# AVAILABLE RECORDS
┌────────
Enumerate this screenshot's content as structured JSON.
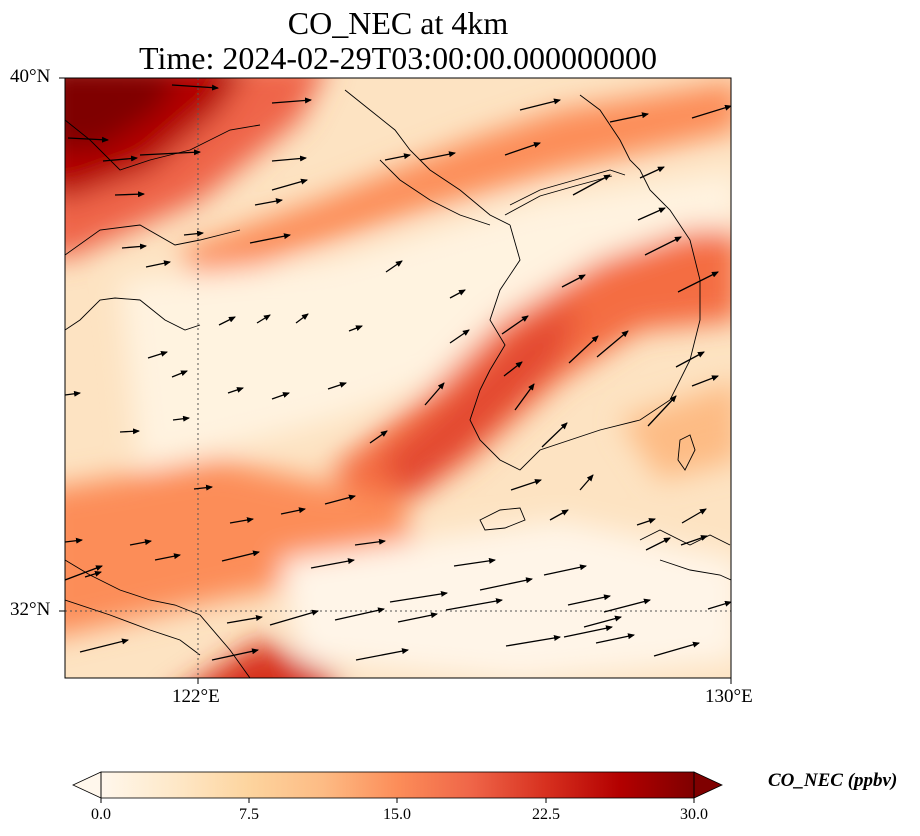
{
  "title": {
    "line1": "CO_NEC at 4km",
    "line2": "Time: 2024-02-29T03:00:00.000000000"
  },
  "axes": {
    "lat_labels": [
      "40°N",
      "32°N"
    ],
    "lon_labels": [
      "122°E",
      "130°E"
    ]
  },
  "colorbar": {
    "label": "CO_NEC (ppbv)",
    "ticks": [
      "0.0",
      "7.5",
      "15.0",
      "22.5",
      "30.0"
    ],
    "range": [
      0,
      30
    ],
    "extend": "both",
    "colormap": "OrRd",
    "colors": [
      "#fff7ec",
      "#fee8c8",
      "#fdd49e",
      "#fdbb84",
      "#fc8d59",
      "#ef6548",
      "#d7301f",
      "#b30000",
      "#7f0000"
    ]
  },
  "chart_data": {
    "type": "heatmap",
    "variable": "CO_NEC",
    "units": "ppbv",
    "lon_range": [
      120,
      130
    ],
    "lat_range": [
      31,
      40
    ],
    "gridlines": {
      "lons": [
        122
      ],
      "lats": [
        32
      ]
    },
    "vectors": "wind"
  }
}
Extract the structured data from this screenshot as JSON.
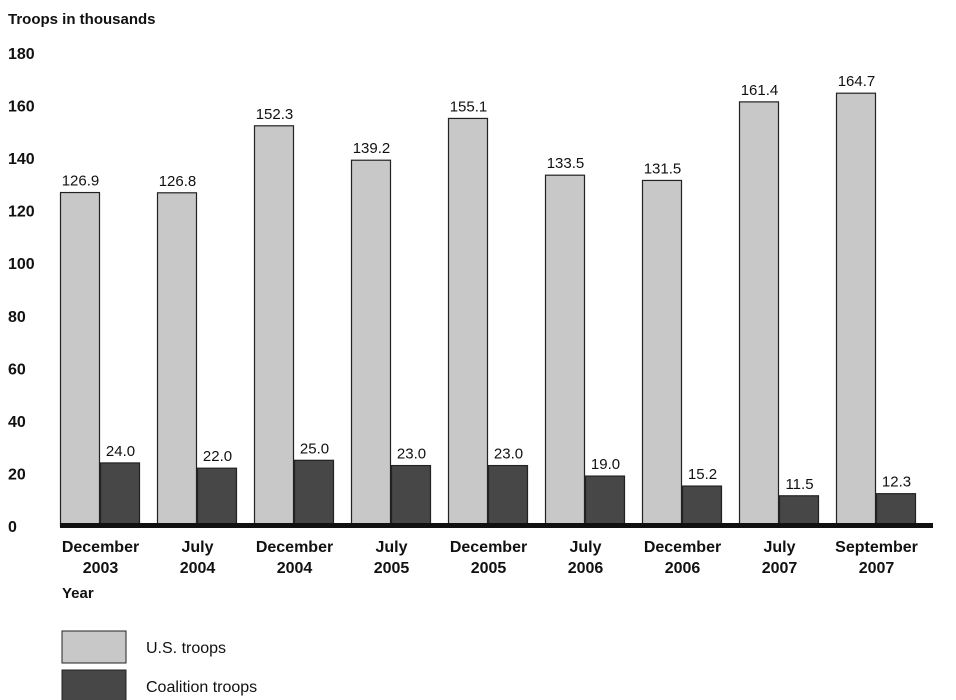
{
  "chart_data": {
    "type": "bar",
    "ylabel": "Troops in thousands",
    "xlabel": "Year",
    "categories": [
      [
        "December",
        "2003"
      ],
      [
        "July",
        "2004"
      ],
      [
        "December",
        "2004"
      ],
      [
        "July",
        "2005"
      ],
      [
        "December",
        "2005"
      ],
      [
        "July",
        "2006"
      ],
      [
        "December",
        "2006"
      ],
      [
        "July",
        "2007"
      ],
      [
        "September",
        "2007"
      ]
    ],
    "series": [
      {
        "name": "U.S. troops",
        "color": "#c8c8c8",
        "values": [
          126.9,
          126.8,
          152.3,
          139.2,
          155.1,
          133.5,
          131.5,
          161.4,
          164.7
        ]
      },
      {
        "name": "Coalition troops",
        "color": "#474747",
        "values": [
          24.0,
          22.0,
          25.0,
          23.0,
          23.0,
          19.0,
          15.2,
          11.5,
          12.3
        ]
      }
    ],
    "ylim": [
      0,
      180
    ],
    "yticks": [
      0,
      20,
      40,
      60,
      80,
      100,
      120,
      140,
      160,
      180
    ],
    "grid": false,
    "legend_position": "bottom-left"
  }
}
└────────
# REQUEST
Copy all lines above containing the string "name".

# WORKED SOLUTION
        "name": "U.S. troops",
        "name": "Coalition troops",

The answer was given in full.